■ **Problem to work on**
Tally each line where the word "pšenice" occurs, then give only the total.

Figure dataset records:
────────────────────────────────────────
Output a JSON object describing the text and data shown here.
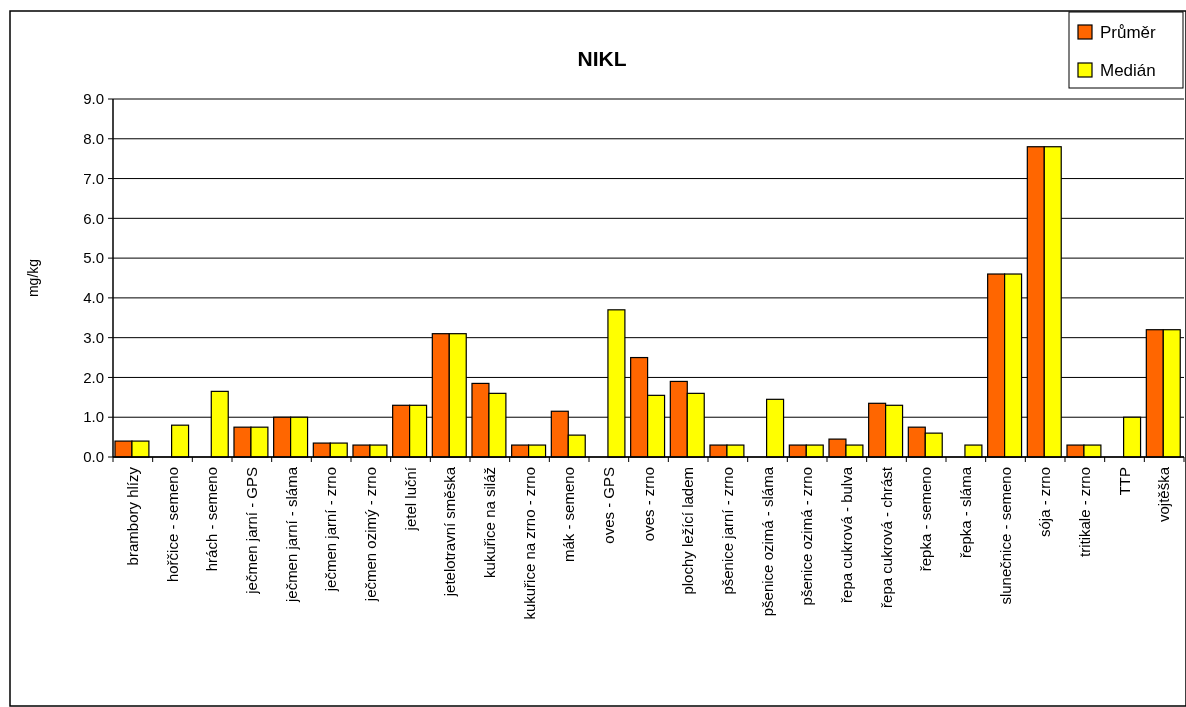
{
  "chart_data": {
    "type": "bar",
    "title": "NIKL",
    "ylabel": "mg/kg",
    "categories": [
      "brambory hlízy",
      "hořčice - semeno",
      "hrách - semeno",
      "ječmen jarní - GPS",
      "ječmen jarní - sláma",
      "ječmen jarní - zrno",
      "ječmen ozimý - zrno",
      "jetel luční",
      "jetelotravní směska",
      "kukuřice na siláž",
      "kukuřice na zrno - zrno",
      "mák - semeno",
      "oves - GPS",
      "oves - zrno",
      "plochy ležící ladem",
      "pšenice jarní - zrno",
      "pšenice ozimá - sláma",
      "pšenice ozimá - zrno",
      "řepa cukrová - bulva",
      "řepa cukrová - chrást",
      "řepka - semeno",
      "řepka - sláma",
      "slunečnice - semeno",
      "sója - zrno",
      "tritikale - zrno",
      "TTP",
      "vojtěška"
    ],
    "series": [
      {
        "name": "Průměr",
        "color": "#ff6600",
        "values": [
          0.4,
          null,
          null,
          0.75,
          1.0,
          0.35,
          0.3,
          1.3,
          3.1,
          1.85,
          0.3,
          1.15,
          null,
          2.5,
          1.9,
          0.3,
          null,
          0.3,
          0.45,
          1.35,
          0.75,
          null,
          4.6,
          7.8,
          0.3,
          null,
          3.2
        ]
      },
      {
        "name": "Medián",
        "color": "#ffff00",
        "values": [
          0.4,
          0.8,
          1.65,
          0.75,
          1.0,
          0.35,
          0.3,
          1.3,
          3.1,
          1.6,
          0.3,
          0.55,
          3.7,
          1.55,
          1.6,
          0.3,
          1.45,
          0.3,
          0.3,
          1.3,
          0.6,
          0.3,
          4.6,
          7.8,
          0.3,
          1.0,
          3.2
        ]
      }
    ],
    "ylim": [
      0,
      9
    ],
    "yticks": [
      {
        "value": 0,
        "label": "0.0"
      },
      {
        "value": 1,
        "label": "1.0"
      },
      {
        "value": 2,
        "label": "2.0"
      },
      {
        "value": 3,
        "label": "3.0"
      },
      {
        "value": 4,
        "label": "4.0"
      },
      {
        "value": 5,
        "label": "5.0"
      },
      {
        "value": 6,
        "label": "6.0"
      },
      {
        "value": 7,
        "label": "7.0"
      },
      {
        "value": 8,
        "label": "8.0"
      },
      {
        "value": 9,
        "label": "9.0"
      }
    ],
    "grid": "y",
    "legend": "top right"
  }
}
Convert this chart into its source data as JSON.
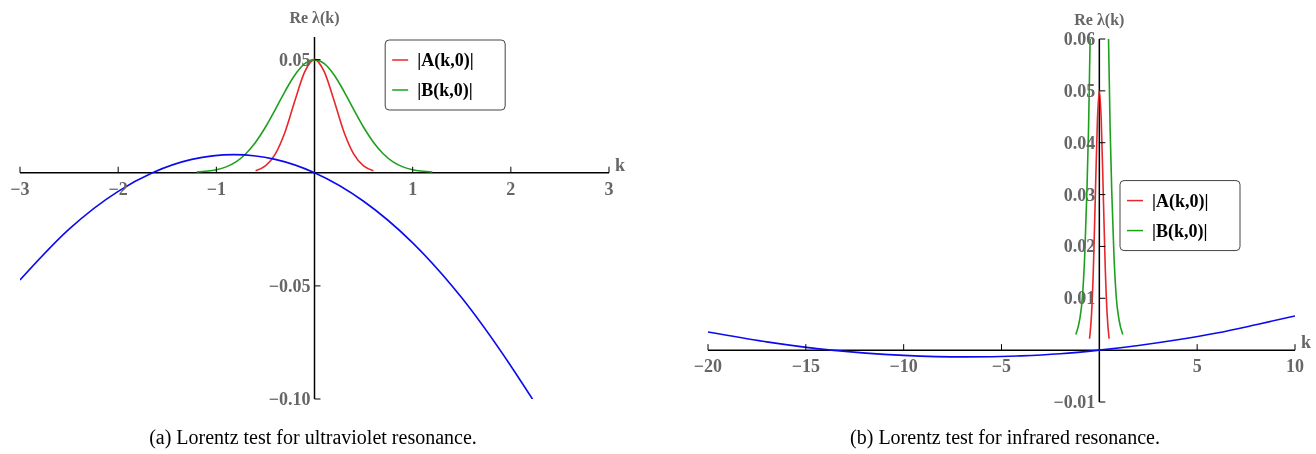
{
  "chart_data": [
    {
      "type": "line",
      "title": "(a) Lorentz test for ultraviolet resonance.",
      "xlabel": "k",
      "ylabel": "Re λ(k)",
      "xlim": [
        -3,
        3
      ],
      "ylim": [
        -0.1,
        0.06
      ],
      "xticks": [
        {
          "value": -3,
          "label": "−3"
        },
        {
          "value": -2,
          "label": "−2"
        },
        {
          "value": -1,
          "label": "−1"
        },
        1,
        2,
        3
      ],
      "yticks": [
        {
          "value": -0.1,
          "label": "−0.10"
        },
        {
          "value": -0.05,
          "label": "−0.05"
        },
        0.05
      ],
      "legend": "top right",
      "grid": false,
      "series": [
        {
          "name": "|A(k,0)|",
          "color": "#e8262b",
          "x": [
            -0.6,
            -0.5,
            -0.4,
            -0.3,
            -0.2,
            -0.1,
            0,
            0.1,
            0.2,
            0.3,
            0.4,
            0.5,
            0.6
          ],
          "values": [
            0.0009,
            0.003,
            0.0082,
            0.018,
            0.0318,
            0.0446,
            0.05,
            0.0446,
            0.0318,
            0.018,
            0.0082,
            0.003,
            0.0009
          ]
        },
        {
          "name": "|B(k,0)|",
          "color": "#1ea01e",
          "x": [
            -1.2,
            -1,
            -0.9,
            -0.8,
            -0.7,
            -0.6,
            -0.5,
            -0.4,
            -0.3,
            -0.2,
            -0.1,
            0,
            0.1,
            0.2,
            0.3,
            0.4,
            0.5,
            0.6,
            0.7,
            0.8,
            0.9,
            1,
            1.2
          ],
          "values": [
            0.0003,
            0.0013,
            0.0026,
            0.0048,
            0.0084,
            0.0135,
            0.0201,
            0.0279,
            0.036,
            0.0432,
            0.0482,
            0.05,
            0.0482,
            0.0432,
            0.036,
            0.0279,
            0.0201,
            0.0135,
            0.0084,
            0.0048,
            0.0026,
            0.0013,
            0.0003
          ]
        },
        {
          "color": "#0a0aee",
          "x": [
            -3,
            -2.5,
            -2,
            -1.65,
            -1.25,
            -0.825,
            -0.4,
            0,
            0.5,
            1,
            1.5,
            2,
            2.22
          ],
          "values": [
            -0.0474,
            -0.0249,
            -0.0082,
            0,
            0.0059,
            0.008,
            0.0059,
            0,
            -0.0126,
            -0.031,
            -0.0553,
            -0.0854,
            -0.1
          ]
        }
      ]
    },
    {
      "type": "line",
      "title": "(b) Lorentz test for infrared resonance.",
      "xlabel": "k",
      "ylabel": "Re λ(k)",
      "xlim": [
        -20,
        10
      ],
      "ylim": [
        -0.01,
        0.06
      ],
      "xticks": [
        {
          "value": -20,
          "label": "−20"
        },
        {
          "value": -15,
          "label": "−15"
        },
        {
          "value": -10,
          "label": "−10"
        },
        {
          "value": -5,
          "label": "−5"
        },
        5,
        10
      ],
      "yticks": [
        {
          "value": -0.01,
          "label": "−0.01"
        },
        0.01,
        0.02,
        0.03,
        0.04,
        0.05,
        0.06
      ],
      "legend": "right",
      "grid": false,
      "series": [
        {
          "name": "|A(k,0)|",
          "color": "#e8262b",
          "x": [
            -0.5,
            -0.4,
            -0.3,
            -0.2,
            -0.1,
            0,
            0.1,
            0.2,
            0.3,
            0.4,
            0.5
          ],
          "values": [
            0.0022,
            0.0068,
            0.0162,
            0.0303,
            0.0441,
            0.05,
            0.0441,
            0.0303,
            0.0162,
            0.0068,
            0.0022
          ]
        },
        {
          "name": "|B(k,0)|",
          "color": "#1ea01e",
          "x": [
            -1.2,
            -1,
            -0.87,
            -0.75,
            -0.64,
            -0.55,
            -0.47,
            0,
            0.47,
            0.55,
            0.64,
            0.75,
            0.87,
            1,
            1.2
          ],
          "values": [
            0.003,
            0.006,
            0.01,
            0.018,
            0.03,
            0.043,
            0.06,
            null,
            0.06,
            0.043,
            0.03,
            0.018,
            0.01,
            0.006,
            0.003
          ]
        },
        {
          "color": "#0a0aee",
          "x": [
            -20,
            -17,
            -13.7,
            -10,
            -6.85,
            -4,
            -2,
            0,
            2,
            4,
            6,
            8,
            10
          ],
          "values": [
            0.0035,
            0.0016,
            0,
            -0.001,
            -0.0013,
            -0.0011,
            -0.0007,
            0,
            0.0009,
            0.002,
            0.0033,
            0.0049,
            0.0066
          ]
        }
      ]
    }
  ]
}
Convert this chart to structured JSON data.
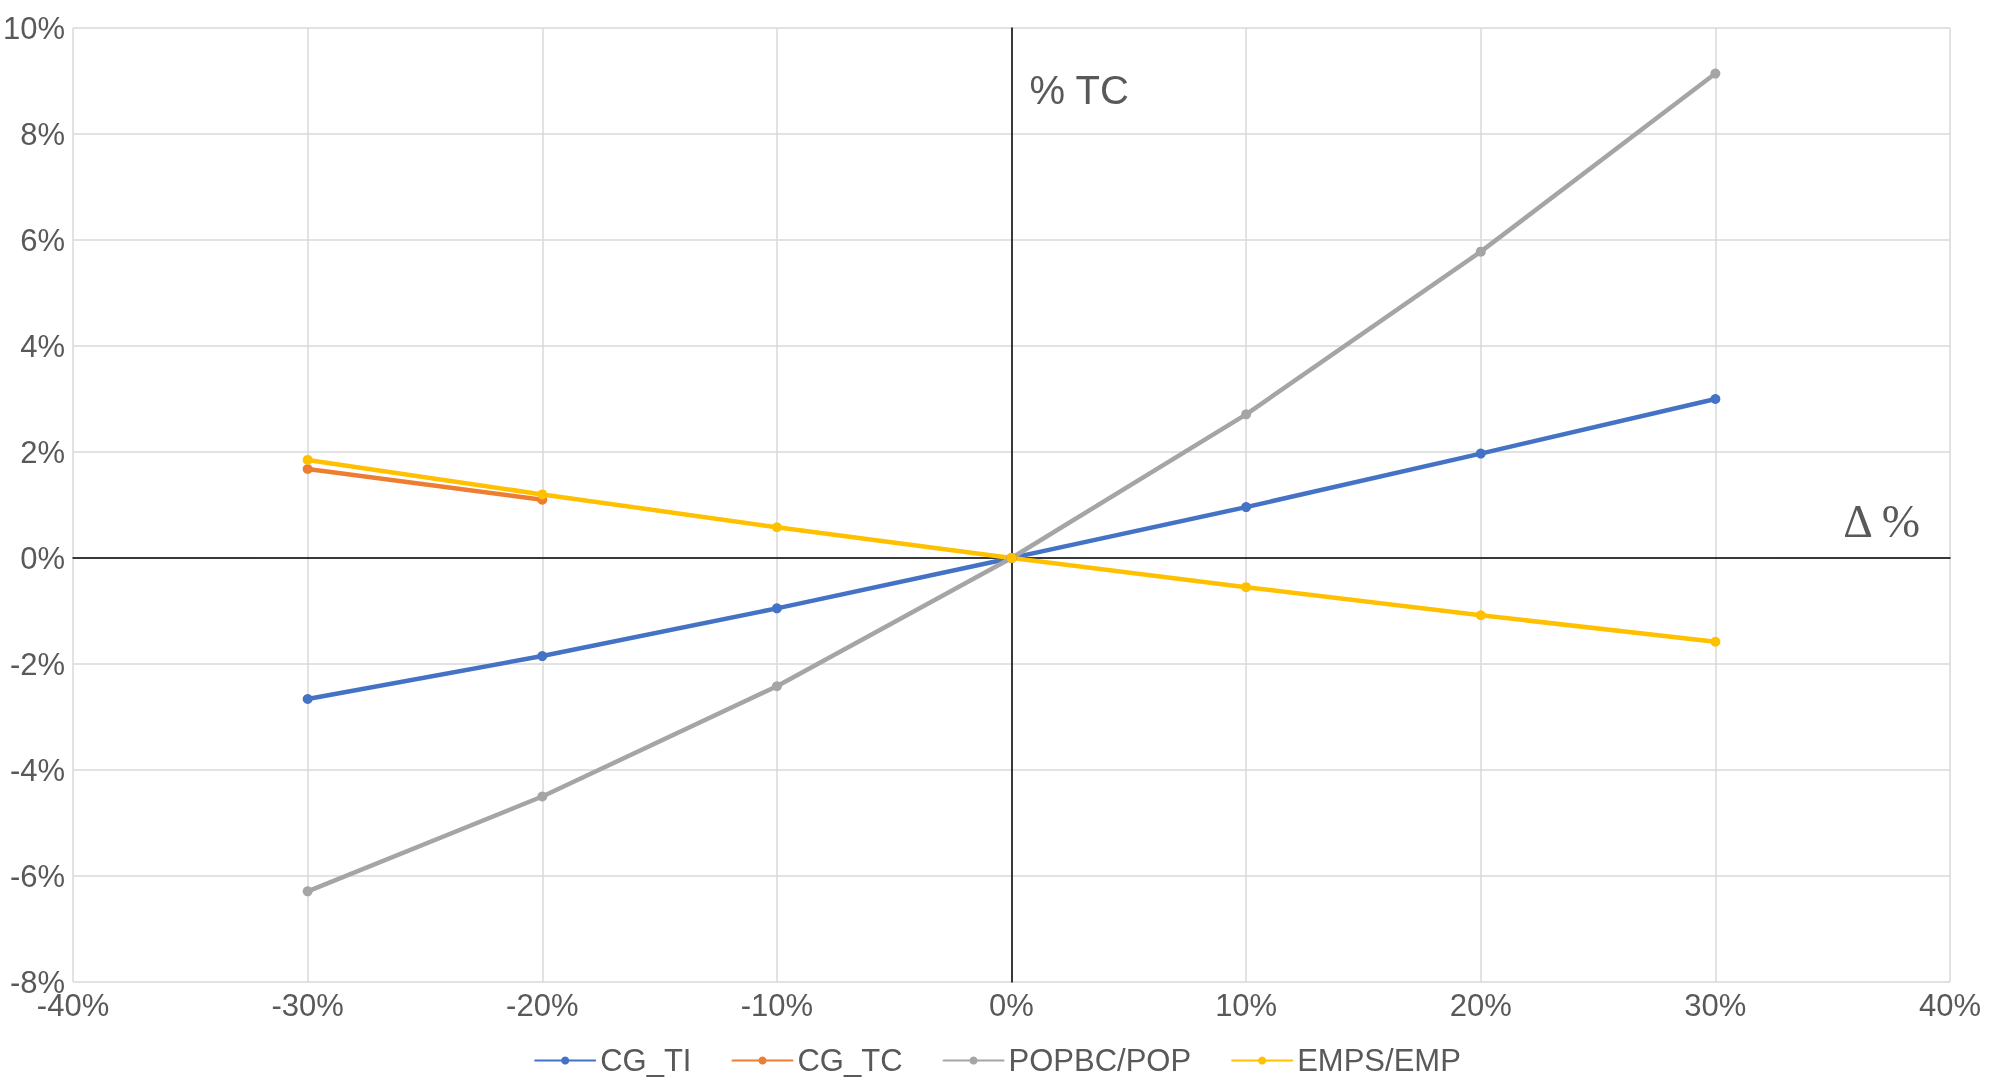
{
  "chart_data": {
    "type": "line",
    "xlabel": "Δ %",
    "ylabel": "% TC",
    "x": [
      -30,
      -20,
      -10,
      0,
      10,
      20,
      30
    ],
    "series": [
      {
        "name": "CG_TI",
        "color": "#4472c4",
        "values": [
          -2.66,
          -1.85,
          -0.95,
          0,
          0.96,
          1.97,
          3.0
        ]
      },
      {
        "name": "CG_TC",
        "color": "#ed7d31",
        "values": [
          1.68,
          1.1,
          null,
          0,
          null,
          null,
          null
        ]
      },
      {
        "name": "POPBC/POP",
        "color": "#a5a5a5",
        "values": [
          -6.29,
          -4.5,
          -2.42,
          0,
          2.71,
          5.78,
          9.14
        ]
      },
      {
        "name": "EMPS/EMP",
        "color": "#ffc000",
        "values": [
          1.85,
          1.2,
          0.58,
          0,
          -0.55,
          -1.08,
          -1.58
        ]
      }
    ],
    "xlim": [
      -40,
      40
    ],
    "xticks": [
      {
        "value": -40,
        "label": "-40%"
      },
      {
        "value": -30,
        "label": "-30%"
      },
      {
        "value": -20,
        "label": "-20%"
      },
      {
        "value": -10,
        "label": "-10%"
      },
      {
        "value": 0,
        "label": "0%"
      },
      {
        "value": 10,
        "label": "10%"
      },
      {
        "value": 20,
        "label": "20%"
      },
      {
        "value": 30,
        "label": "30%"
      },
      {
        "value": 40,
        "label": "40%"
      }
    ],
    "ylim": [
      -8,
      10
    ],
    "yticks": [
      {
        "value": -8,
        "label": "-8%"
      },
      {
        "value": -6,
        "label": "-6%"
      },
      {
        "value": -4,
        "label": "-4%"
      },
      {
        "value": -2,
        "label": "-2%"
      },
      {
        "value": 0,
        "label": "0%"
      },
      {
        "value": 2,
        "label": "2%"
      },
      {
        "value": 4,
        "label": "4%"
      },
      {
        "value": 6,
        "label": "6%"
      },
      {
        "value": 8,
        "label": "8%"
      },
      {
        "value": 10,
        "label": "10%"
      }
    ],
    "grid": true,
    "legend": "bottom",
    "marker": "circle",
    "line_style": "solid"
  }
}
────────────────────────────────────────
■ **Task output**
3